_Passage provided:_

....

By the end of your life, you realize that everything is different, that this is not the world you meant to pass on to your children and grandchildren. And it keeps getting hotter.

Today, global warming is just beginning. It is impossible, of course, to point at natural events and say that this one is caused by global warming and that one not. But we can study the past, look at what is happening around us, and listen to what climatologists say global warming will mean for our future. Their projections are already being borne out.

Heat

Over the past century, humans have raised our planet's temperature. We do this through industrial activity and by using internal combustion engines, generating gases that trap the sun's rays in the atmosphere and thus greatly enhancing the natural "greenhouse effect." These gases include methane and nitrous oxide, but especially carbon dioxide. The inevitable product of the combustion of fossil fuel, CO2 is released whenever we burn oil, coal, or natural gas. The greater the concentration of CO2 in the atmosphere, the hotter it gets. Before the Industrial Revolution, the atmosphere contained about 280 parts per million of CO2. Today, that figure is 360 ppm. The Intergovernmental Panel on Climate Change (IPCC), an assembly of the top climatologists on the planet, estimates that by the end of the next century, the CO2 level will be somewhere between 480 and 800 ppm. (Most of the projections presented here assume a doubling of preindustrial concentrations to 560 ppm.)

....

_Stored records:_
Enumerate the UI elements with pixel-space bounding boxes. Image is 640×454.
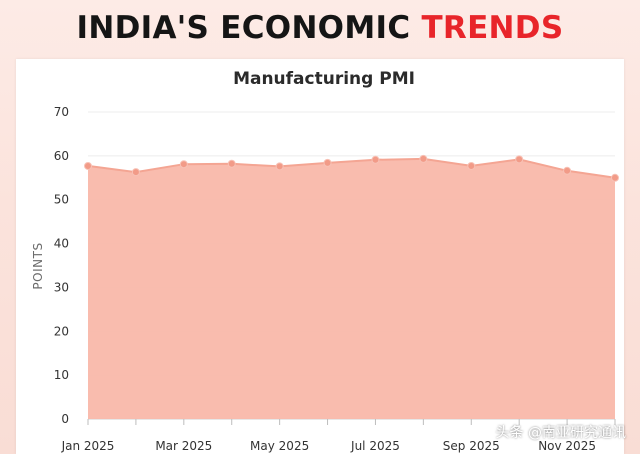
data-point: [563, 166, 572, 175]
x-tick-label: Jan 2025: [61, 439, 115, 453]
data-point: [467, 161, 476, 170]
series-line: [87, 157, 616, 179]
data-point: [179, 160, 188, 169]
headline-main: INDIA'S ECONOMIC: [76, 10, 422, 46]
data-point: [275, 162, 284, 171]
y-tick-label: 10: [54, 368, 69, 382]
data-point: [611, 173, 619, 182]
y-tick-label: 70: [54, 105, 69, 119]
y-tick-label: 50: [54, 193, 69, 207]
watermark: 头条 @南亚研究通讯: [495, 425, 626, 441]
data-point: [515, 155, 524, 164]
x-tick-label: Nov 2025: [538, 439, 596, 453]
y-tick-label: 40: [54, 237, 69, 251]
x-tick-label: Mar 2025: [155, 439, 212, 453]
y-tick-label: 0: [61, 412, 69, 426]
series-area: [88, 158, 615, 419]
data-point: [131, 168, 140, 177]
x-tick-label: May 2025: [250, 439, 309, 453]
data-point: [84, 161, 92, 170]
chart-title: Manufacturing PMI: [233, 69, 415, 89]
headline-accent: TRENDS: [421, 10, 564, 46]
y-tick-label: 20: [54, 324, 69, 338]
x-tick-label: Sep 2025: [443, 439, 500, 453]
page-headline: INDIA'S ECONOMIC TRENDS: [0, 8, 640, 48]
data-point: [227, 159, 236, 168]
y-axis-label: POINTS: [31, 242, 45, 289]
y-tick-label: 60: [54, 149, 69, 163]
data-point: [371, 155, 380, 164]
x-tick-label: Jul 2025: [350, 439, 400, 453]
chart-card: Manufacturing PMI POINTS 0 10 20 30 40 50 60 70…: [16, 59, 624, 454]
data-point: [419, 154, 428, 163]
y-tick-label: 30: [54, 280, 69, 294]
pmi-chart: Manufacturing PMI POINTS 0 10 20 30 40 50 60 70…: [31, 69, 619, 453]
data-point: [323, 158, 332, 167]
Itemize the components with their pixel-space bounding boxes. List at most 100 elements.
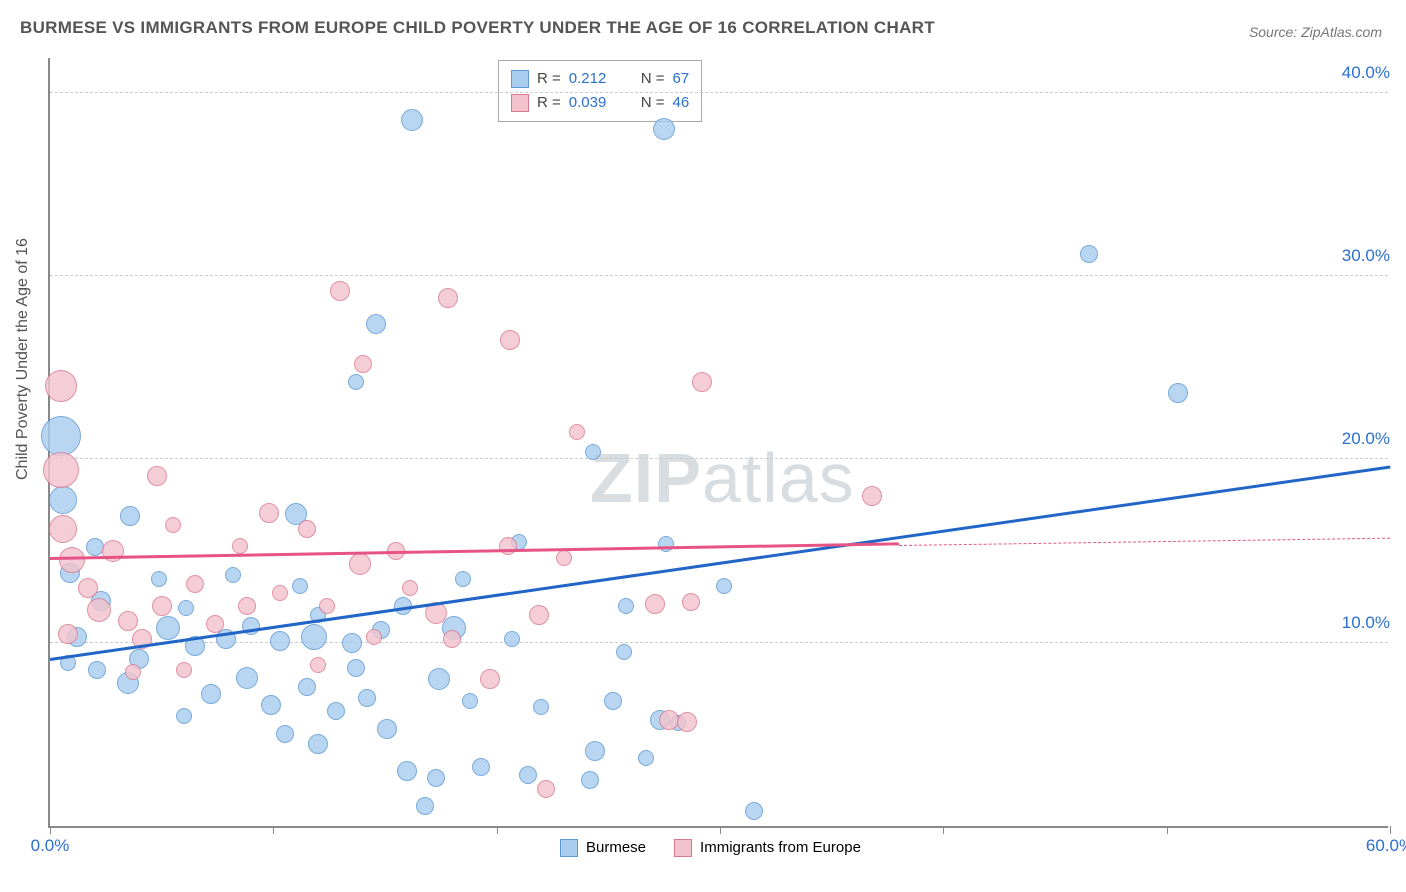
scatter-point [862, 486, 882, 506]
scatter-point [348, 374, 364, 390]
y-tick-label: 40.0% [1342, 63, 1390, 83]
scatter-point [87, 598, 111, 622]
scatter-point [504, 631, 520, 647]
scatter-point [402, 580, 418, 596]
scatter-point [653, 118, 675, 140]
scatter-point [416, 797, 434, 815]
y-tick-label: 30.0% [1342, 246, 1390, 266]
scatter-point [319, 598, 335, 614]
scatter-point [292, 578, 308, 594]
x-tick [50, 826, 51, 834]
scatter-point [176, 708, 192, 724]
scatter-point [58, 624, 78, 644]
scatter-point [604, 692, 622, 710]
scatter-point [125, 664, 141, 680]
swatch-burmese [511, 70, 529, 88]
scatter-point [358, 689, 376, 707]
y-axis-label: Child Poverty Under the Age of 16 [14, 238, 32, 480]
scatter-point [366, 629, 382, 645]
scatter-point [745, 802, 763, 820]
scatter-point [118, 611, 138, 631]
scatter-point [1168, 383, 1188, 403]
gridline [50, 458, 1388, 459]
chart-area: ZIPatlas R = 0.212 N = 67 R = 0.039 N = … [48, 58, 1388, 828]
scatter-point [347, 659, 365, 677]
scatter-point [178, 600, 194, 616]
scatter-point [677, 712, 697, 732]
scatter-point [43, 452, 79, 488]
scatter-point [45, 370, 77, 402]
legend-swatch-europe [674, 839, 692, 857]
scatter-point [272, 585, 288, 601]
scatter-point [232, 538, 248, 554]
watermark: ZIPatlas [590, 438, 855, 518]
y-tick-label: 20.0% [1342, 429, 1390, 449]
scatter-point [462, 693, 478, 709]
scatter-point [569, 424, 585, 440]
stats-row-burmese: R = 0.212 N = 67 [511, 67, 689, 91]
scatter-point [354, 355, 372, 373]
scatter-point [152, 596, 172, 616]
scatter-point [88, 661, 106, 679]
x-tick [497, 826, 498, 834]
scatter-point [533, 699, 549, 715]
scatter-point [692, 372, 712, 392]
x-tick [1167, 826, 1168, 834]
scatter-point [298, 520, 316, 538]
source-attribution: Source: ZipAtlas.com [1249, 24, 1382, 40]
scatter-point [638, 750, 654, 766]
trendline [50, 543, 899, 561]
scatter-point [585, 444, 601, 460]
scatter-point [176, 662, 192, 678]
scatter-point [201, 684, 221, 704]
gridline [50, 642, 1388, 643]
scatter-point [397, 761, 417, 781]
scatter-point [151, 571, 167, 587]
scatter-point [78, 578, 98, 598]
trendline-extrapolated [899, 537, 1390, 545]
x-label-right: 60.0% [1366, 836, 1406, 856]
scatter-point [261, 695, 281, 715]
x-tick [720, 826, 721, 834]
x-tick [273, 826, 274, 834]
x-tick [943, 826, 944, 834]
scatter-point [156, 616, 180, 640]
scatter-point [585, 741, 605, 761]
bottom-legend: Burmese Immigrants from Europe [560, 836, 861, 860]
x-tick [1390, 826, 1391, 834]
scatter-point [342, 633, 362, 653]
scatter-point [716, 578, 732, 594]
scatter-point [428, 668, 450, 690]
gridline [50, 275, 1388, 276]
scatter-point [682, 593, 700, 611]
plot-region: ZIPatlas R = 0.212 N = 67 R = 0.039 N = … [48, 58, 1388, 828]
scatter-point [480, 669, 500, 689]
scatter-point [301, 624, 327, 650]
scatter-point [455, 571, 471, 587]
scatter-point [165, 517, 181, 533]
scatter-point [401, 109, 423, 131]
scatter-point [556, 550, 572, 566]
scatter-point [377, 719, 397, 739]
gridline [50, 92, 1388, 93]
scatter-point [519, 766, 537, 784]
legend-item-europe: Immigrants from Europe [674, 836, 861, 860]
scatter-point [59, 547, 85, 573]
scatter-point [327, 702, 345, 720]
scatter-point [616, 644, 632, 660]
scatter-point [276, 725, 294, 743]
scatter-point [310, 657, 326, 673]
scatter-point [427, 769, 445, 787]
scatter-point [529, 605, 549, 625]
scatter-point [120, 506, 140, 526]
scatter-point [41, 416, 81, 456]
scatter-point [443, 630, 461, 648]
scatter-point [49, 486, 77, 514]
scatter-point [225, 567, 241, 583]
scatter-point [298, 678, 316, 696]
scatter-point [308, 734, 328, 754]
legend-swatch-burmese [560, 839, 578, 857]
legend-item-burmese: Burmese [560, 836, 646, 860]
x-label-left: 0.0% [31, 836, 70, 856]
scatter-point [537, 780, 555, 798]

....

_Direction 1:_ Update the global warming passage by writing out everything from "By the end of your" down to "keeps getting hotter." again, with "grandchildren" changed to "descendants".
_Direction 2:_ Take the global warming passage further, continuing on from its final sentence.
The data are separate material, apart from the global warming passage.

_Final result 1:_
By the end of your life, you realize that everything is different, that this is not the world you meant to pass on to your children and descendants. And it keeps getting hotter.

_Final result 2:_
Not coincidentally, 1995 was the warmest year since global records started to be kept in 1856. Despite brutal winter storms, 1996 was still among the warmest years, and 1991 to 1995 was the warmest five-year period in recorded history. Human activity has increased the earth's average temperature by one degree this century. The IPCC predicts a further increase of 2 to 6 degrees over the next century. A 2 degree rise would be very serious; 6 degrees would be catastrophic.

These temperature rises will not be uniform. In the United States, many areas of the West, Midwest, and Northeast are already 3 degrees warmer than they were a century ago. In the future, we can also expect to experience more deadly heat waves like the one that hit Chicago in the summer of 1995, killing so many people that the morgue couldn't handle all the bodies.

"Global climate change is here. It is happening right now."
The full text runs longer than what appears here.